Your objective: Select each line where the word "则详图符号为" appears.
— START OF Data section —
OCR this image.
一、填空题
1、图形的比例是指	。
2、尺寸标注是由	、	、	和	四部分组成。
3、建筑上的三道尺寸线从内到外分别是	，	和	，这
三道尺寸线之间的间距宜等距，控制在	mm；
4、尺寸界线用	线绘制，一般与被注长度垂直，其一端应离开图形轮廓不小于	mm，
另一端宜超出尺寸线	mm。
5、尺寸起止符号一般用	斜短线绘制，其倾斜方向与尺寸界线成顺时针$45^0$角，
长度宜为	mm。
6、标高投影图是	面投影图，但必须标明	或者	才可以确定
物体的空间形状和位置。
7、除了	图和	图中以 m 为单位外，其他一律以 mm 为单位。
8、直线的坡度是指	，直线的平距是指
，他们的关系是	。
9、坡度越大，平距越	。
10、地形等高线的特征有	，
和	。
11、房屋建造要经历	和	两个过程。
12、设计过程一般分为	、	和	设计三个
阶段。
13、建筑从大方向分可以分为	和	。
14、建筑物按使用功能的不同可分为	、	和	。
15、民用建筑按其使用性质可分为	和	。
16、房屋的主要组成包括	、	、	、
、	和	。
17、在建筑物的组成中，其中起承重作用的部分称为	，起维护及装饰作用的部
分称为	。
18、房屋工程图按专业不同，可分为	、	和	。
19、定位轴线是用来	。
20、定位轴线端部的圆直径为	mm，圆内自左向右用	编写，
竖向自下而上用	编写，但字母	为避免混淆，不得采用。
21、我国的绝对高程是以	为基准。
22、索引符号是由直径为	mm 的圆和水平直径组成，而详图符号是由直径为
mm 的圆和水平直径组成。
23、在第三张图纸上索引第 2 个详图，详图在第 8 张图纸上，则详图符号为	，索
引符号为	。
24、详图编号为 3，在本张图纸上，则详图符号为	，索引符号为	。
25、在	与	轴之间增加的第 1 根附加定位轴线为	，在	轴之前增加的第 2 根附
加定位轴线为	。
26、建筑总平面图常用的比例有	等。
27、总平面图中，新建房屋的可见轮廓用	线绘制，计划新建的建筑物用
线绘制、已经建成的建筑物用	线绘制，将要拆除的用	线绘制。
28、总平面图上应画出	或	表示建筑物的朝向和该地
— END OF Data section —
Written solution:
23、在第三张图纸上索引第 2 个详图，详图在第 8 张图纸上，则详图符号为	，索
24、详图编号为 3，在本张图纸上，则详图符号为	，索引符号为	。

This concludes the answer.